_What to do_: Copy down every line where the string "alessandraambrosio" shows up.

>> begin

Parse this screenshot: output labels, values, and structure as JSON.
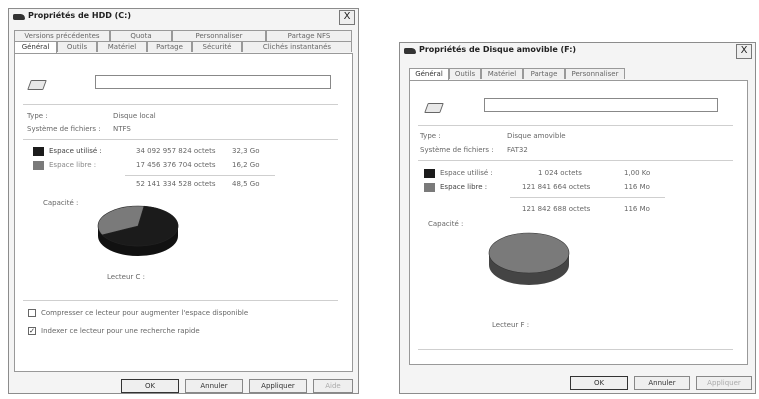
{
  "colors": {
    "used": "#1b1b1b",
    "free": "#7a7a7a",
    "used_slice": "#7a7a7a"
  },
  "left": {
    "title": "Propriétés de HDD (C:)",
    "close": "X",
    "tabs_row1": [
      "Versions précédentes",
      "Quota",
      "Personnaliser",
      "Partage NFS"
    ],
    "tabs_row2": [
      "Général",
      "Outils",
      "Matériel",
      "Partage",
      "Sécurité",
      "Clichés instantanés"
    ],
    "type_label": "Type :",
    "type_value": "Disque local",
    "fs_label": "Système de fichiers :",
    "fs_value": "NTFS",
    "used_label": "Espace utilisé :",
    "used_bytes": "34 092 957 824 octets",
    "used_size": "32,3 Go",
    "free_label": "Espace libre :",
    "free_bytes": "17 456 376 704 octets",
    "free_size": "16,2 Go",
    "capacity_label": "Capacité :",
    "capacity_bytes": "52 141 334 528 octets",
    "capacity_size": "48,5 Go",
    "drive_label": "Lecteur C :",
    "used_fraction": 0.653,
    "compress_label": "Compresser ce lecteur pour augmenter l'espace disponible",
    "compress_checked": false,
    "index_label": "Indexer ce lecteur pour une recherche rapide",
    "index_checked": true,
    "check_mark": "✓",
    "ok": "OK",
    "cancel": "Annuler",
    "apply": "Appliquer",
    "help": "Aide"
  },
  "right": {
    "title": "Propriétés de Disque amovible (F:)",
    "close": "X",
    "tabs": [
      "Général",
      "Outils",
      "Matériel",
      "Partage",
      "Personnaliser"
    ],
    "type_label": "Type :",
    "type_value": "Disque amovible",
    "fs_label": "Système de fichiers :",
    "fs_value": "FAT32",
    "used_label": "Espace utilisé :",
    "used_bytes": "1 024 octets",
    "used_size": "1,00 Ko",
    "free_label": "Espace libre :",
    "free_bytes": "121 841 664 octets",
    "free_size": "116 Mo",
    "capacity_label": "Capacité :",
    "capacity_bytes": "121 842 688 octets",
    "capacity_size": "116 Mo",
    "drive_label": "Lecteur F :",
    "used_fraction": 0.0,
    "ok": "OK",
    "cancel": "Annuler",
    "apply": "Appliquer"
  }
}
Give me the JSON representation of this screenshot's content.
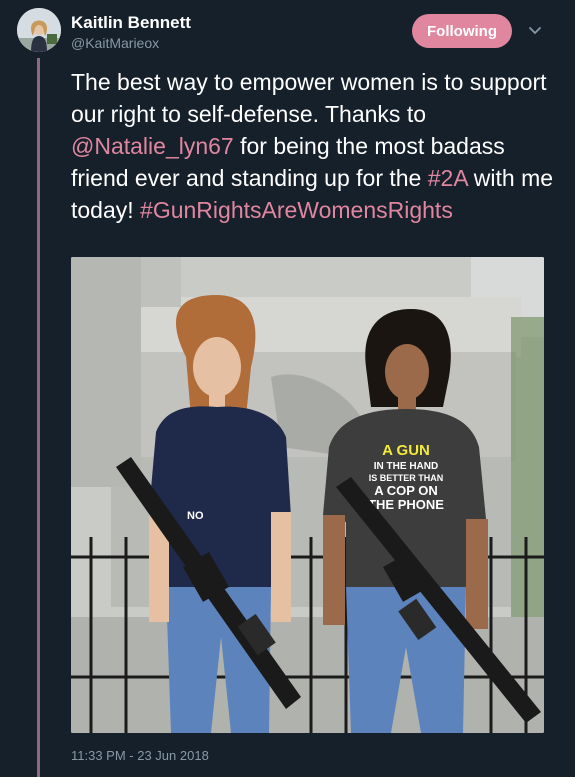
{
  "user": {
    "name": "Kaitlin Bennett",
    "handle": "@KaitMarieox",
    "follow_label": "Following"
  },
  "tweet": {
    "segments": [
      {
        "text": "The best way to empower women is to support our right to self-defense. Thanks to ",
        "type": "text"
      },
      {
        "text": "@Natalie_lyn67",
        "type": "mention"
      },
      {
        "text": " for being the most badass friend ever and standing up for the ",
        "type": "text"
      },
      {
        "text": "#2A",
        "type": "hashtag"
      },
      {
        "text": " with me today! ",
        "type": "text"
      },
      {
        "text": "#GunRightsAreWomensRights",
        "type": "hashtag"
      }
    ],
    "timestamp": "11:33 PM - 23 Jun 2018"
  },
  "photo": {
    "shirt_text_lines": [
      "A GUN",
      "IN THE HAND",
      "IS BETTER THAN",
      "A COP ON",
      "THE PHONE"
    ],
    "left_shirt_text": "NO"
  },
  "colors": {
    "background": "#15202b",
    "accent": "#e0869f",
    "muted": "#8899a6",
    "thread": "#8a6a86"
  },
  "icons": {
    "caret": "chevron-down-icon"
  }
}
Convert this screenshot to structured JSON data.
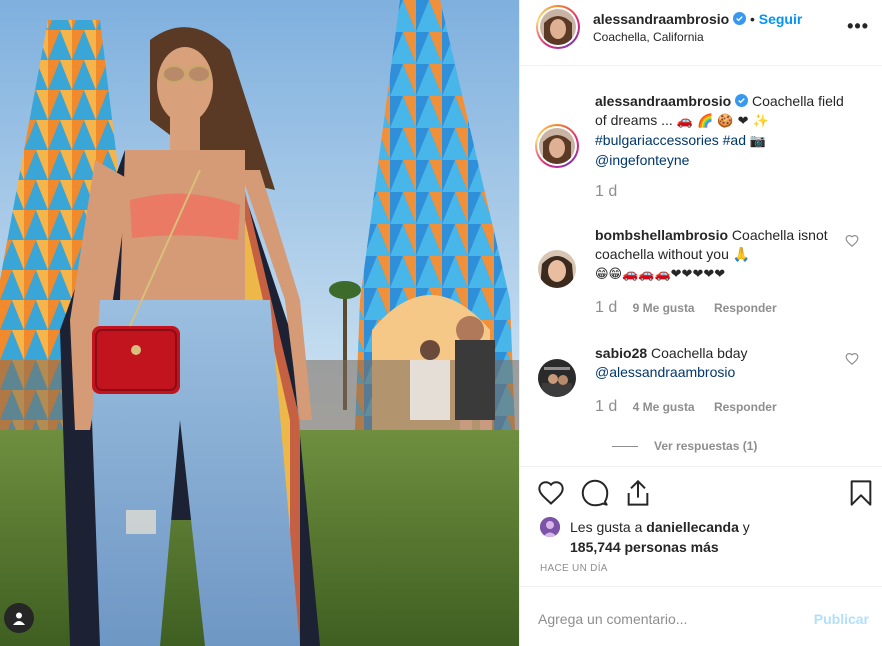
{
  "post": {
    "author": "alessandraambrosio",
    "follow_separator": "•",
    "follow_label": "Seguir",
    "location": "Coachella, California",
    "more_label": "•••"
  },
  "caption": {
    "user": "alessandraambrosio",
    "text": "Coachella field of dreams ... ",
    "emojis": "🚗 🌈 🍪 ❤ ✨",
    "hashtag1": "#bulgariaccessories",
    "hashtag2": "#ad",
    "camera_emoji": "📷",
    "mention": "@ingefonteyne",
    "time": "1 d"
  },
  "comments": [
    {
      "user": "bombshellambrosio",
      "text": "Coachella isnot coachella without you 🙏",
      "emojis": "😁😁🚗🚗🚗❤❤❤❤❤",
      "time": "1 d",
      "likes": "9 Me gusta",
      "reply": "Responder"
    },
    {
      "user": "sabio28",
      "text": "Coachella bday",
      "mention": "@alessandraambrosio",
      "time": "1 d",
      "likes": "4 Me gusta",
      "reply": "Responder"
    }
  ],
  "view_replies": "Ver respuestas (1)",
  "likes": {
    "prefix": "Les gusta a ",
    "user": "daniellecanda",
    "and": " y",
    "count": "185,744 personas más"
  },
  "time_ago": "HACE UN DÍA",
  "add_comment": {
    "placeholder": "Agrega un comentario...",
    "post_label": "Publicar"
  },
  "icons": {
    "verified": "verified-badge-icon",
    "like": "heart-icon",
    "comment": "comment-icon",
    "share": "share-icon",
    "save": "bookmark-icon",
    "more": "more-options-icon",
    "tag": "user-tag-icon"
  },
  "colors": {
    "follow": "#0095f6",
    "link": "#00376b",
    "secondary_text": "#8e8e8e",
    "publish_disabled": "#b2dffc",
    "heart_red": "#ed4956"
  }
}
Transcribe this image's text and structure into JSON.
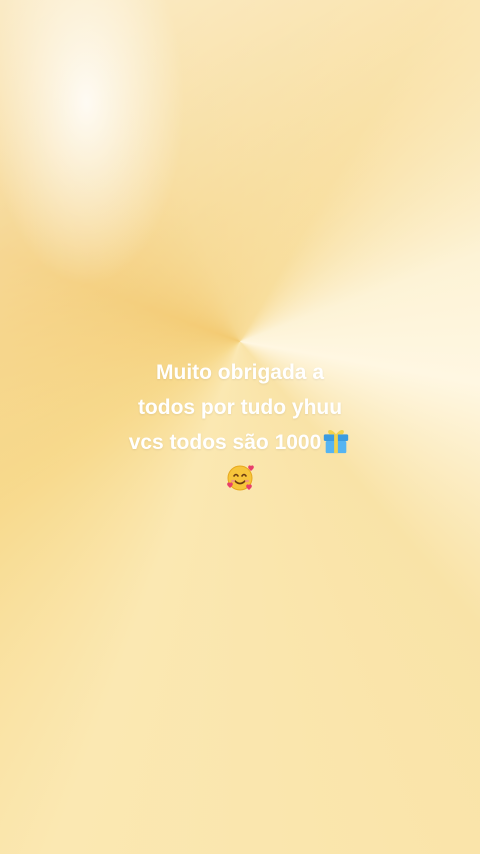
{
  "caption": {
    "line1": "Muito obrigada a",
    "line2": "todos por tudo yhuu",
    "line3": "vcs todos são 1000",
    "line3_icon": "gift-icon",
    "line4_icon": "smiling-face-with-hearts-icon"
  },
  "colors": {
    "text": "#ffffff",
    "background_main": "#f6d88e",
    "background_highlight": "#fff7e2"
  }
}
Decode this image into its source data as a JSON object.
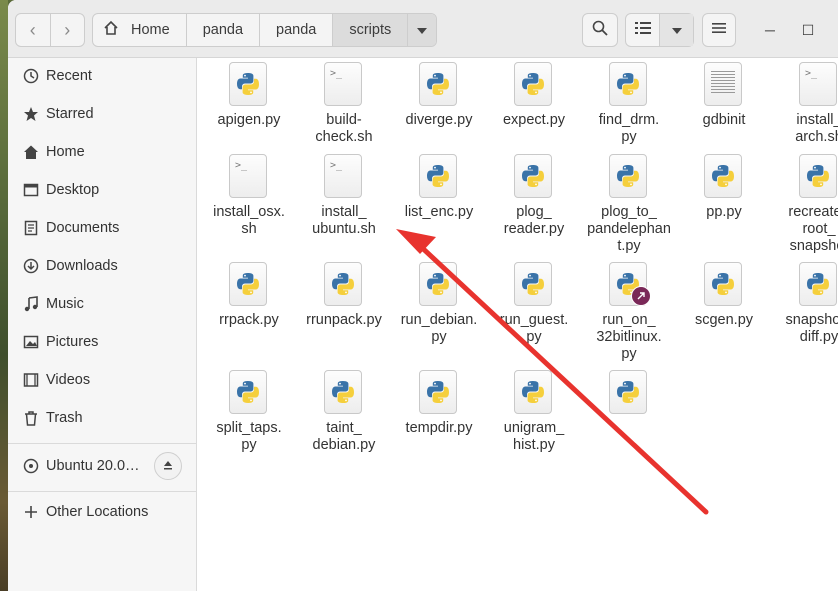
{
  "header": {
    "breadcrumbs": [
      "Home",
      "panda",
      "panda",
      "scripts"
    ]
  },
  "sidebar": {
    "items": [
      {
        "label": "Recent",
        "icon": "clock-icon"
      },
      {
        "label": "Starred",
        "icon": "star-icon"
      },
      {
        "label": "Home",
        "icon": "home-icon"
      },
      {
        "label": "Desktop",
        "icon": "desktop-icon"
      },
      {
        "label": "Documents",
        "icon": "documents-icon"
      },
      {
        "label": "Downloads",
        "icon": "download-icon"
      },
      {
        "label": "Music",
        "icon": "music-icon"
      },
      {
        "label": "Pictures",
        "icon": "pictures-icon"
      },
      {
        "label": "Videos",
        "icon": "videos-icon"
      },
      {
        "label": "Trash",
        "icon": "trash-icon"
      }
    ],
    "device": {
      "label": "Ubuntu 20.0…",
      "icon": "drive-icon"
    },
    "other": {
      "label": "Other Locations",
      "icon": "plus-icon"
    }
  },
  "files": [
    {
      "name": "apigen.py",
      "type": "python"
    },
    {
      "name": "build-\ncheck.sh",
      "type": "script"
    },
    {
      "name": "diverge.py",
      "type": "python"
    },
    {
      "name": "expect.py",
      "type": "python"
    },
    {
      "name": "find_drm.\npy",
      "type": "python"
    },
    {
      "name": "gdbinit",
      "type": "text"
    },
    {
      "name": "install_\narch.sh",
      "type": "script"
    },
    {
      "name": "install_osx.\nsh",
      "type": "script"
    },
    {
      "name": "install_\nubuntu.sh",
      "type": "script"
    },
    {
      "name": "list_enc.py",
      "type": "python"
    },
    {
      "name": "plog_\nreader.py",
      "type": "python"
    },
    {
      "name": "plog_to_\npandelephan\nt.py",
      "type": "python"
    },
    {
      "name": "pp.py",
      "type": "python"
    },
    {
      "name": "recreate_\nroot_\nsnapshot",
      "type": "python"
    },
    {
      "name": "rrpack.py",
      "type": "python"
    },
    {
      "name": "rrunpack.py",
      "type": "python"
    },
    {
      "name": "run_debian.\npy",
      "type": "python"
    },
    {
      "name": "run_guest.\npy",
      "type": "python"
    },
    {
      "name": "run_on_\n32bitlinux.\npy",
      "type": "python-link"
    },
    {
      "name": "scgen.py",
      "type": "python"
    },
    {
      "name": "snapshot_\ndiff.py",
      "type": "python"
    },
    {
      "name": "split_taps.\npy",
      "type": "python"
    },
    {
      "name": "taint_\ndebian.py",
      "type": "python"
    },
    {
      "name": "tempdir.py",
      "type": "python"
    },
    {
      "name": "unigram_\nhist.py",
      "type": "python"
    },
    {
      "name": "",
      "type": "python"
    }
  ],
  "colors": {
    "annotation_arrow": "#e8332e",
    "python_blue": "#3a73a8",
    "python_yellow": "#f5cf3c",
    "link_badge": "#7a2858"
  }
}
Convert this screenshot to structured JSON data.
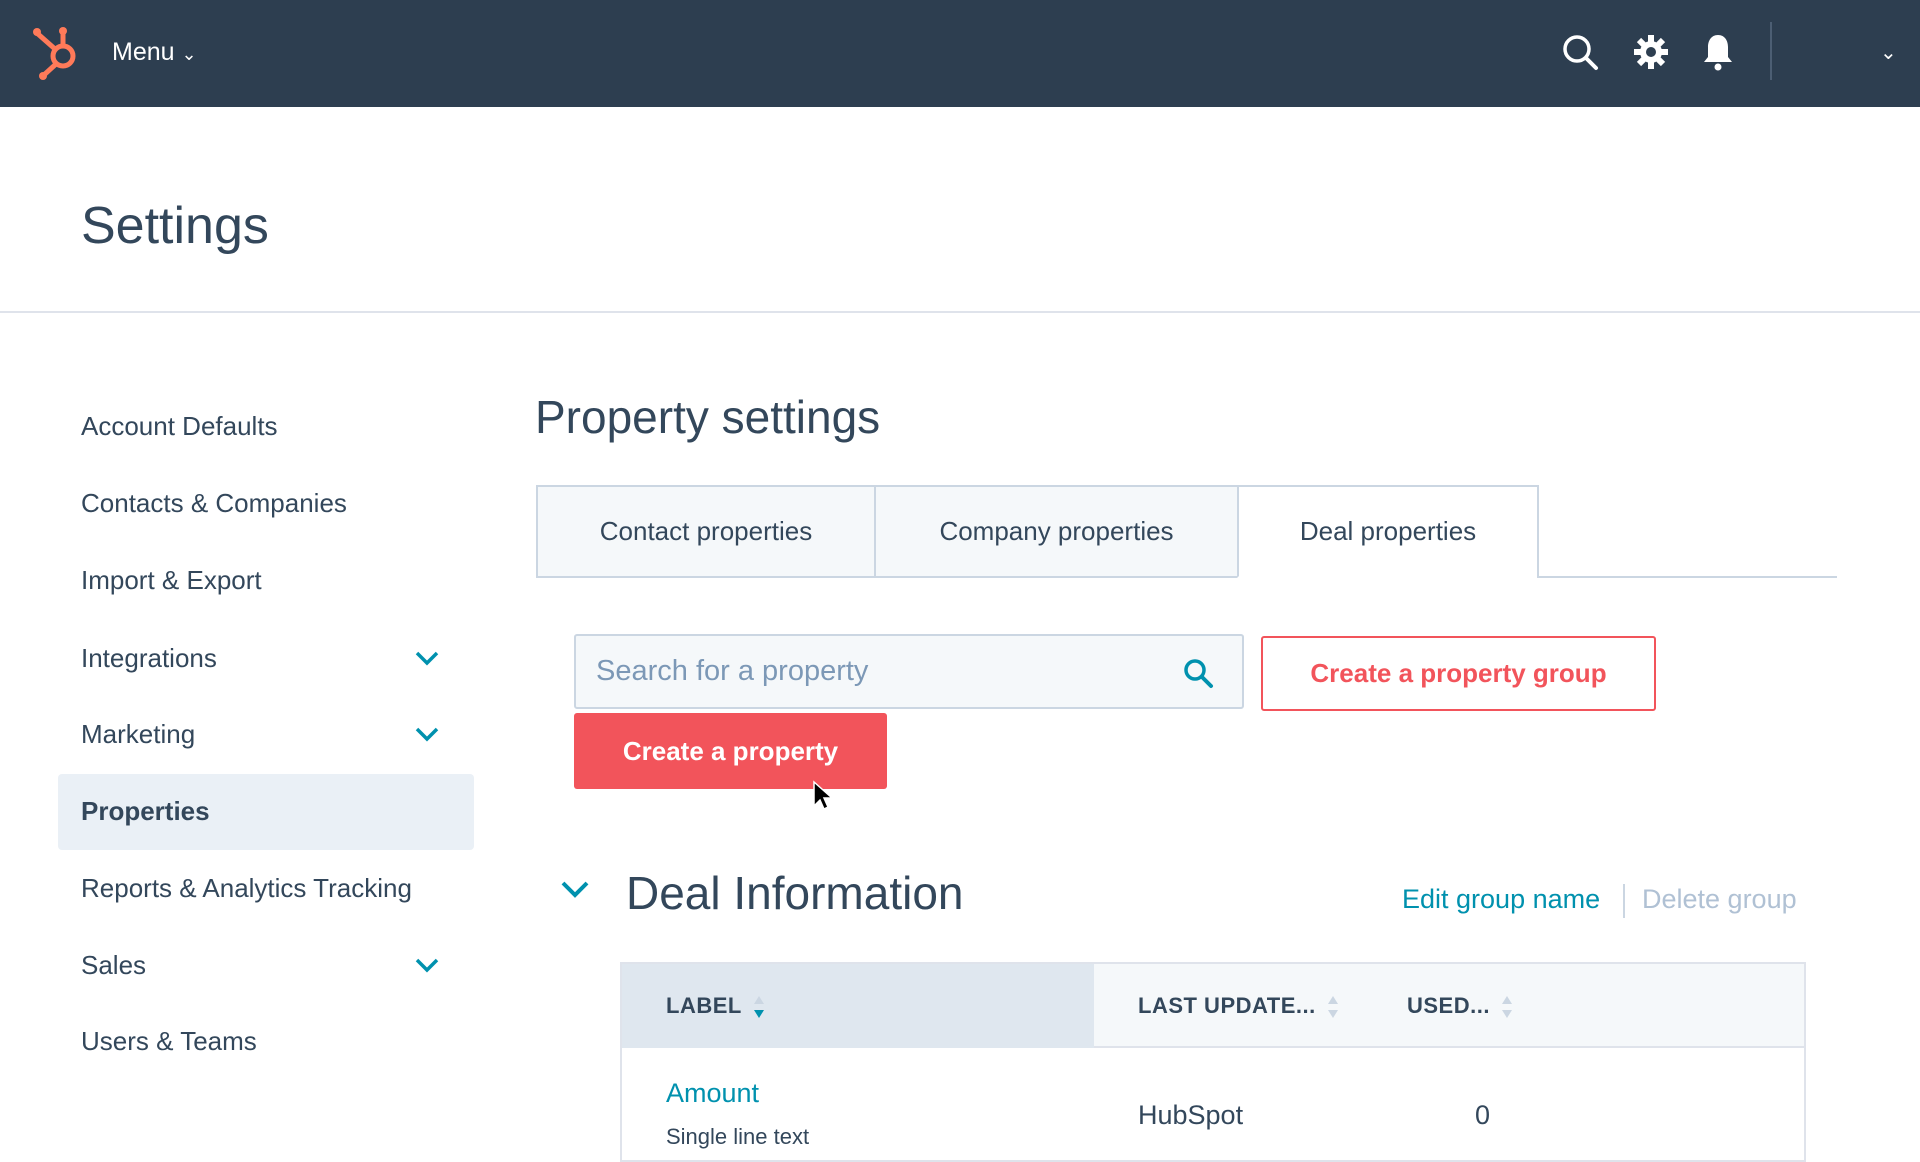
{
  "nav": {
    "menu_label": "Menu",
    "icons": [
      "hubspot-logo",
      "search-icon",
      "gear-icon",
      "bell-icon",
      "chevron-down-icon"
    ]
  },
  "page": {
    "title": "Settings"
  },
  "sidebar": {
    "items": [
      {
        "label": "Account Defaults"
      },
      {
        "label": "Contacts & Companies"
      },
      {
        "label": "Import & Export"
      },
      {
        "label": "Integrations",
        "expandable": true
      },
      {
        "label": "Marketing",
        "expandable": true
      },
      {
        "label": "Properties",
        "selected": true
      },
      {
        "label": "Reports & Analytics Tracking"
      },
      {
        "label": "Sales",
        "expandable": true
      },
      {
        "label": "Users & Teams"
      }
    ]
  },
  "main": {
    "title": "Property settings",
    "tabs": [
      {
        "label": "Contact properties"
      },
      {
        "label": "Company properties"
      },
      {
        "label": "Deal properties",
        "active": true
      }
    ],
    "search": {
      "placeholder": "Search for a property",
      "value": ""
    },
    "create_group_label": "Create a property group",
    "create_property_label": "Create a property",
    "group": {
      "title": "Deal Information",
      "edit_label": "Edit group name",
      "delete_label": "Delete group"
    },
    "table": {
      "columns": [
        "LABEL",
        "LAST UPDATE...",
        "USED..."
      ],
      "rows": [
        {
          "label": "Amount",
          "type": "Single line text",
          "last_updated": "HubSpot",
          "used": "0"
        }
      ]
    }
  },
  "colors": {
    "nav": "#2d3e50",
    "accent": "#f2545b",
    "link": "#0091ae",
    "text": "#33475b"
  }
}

>> end

_Response_:
    "author": "alessandraambrosio",
    "user": "alessandraambrosio",
      "mention": "@alessandraambrosio",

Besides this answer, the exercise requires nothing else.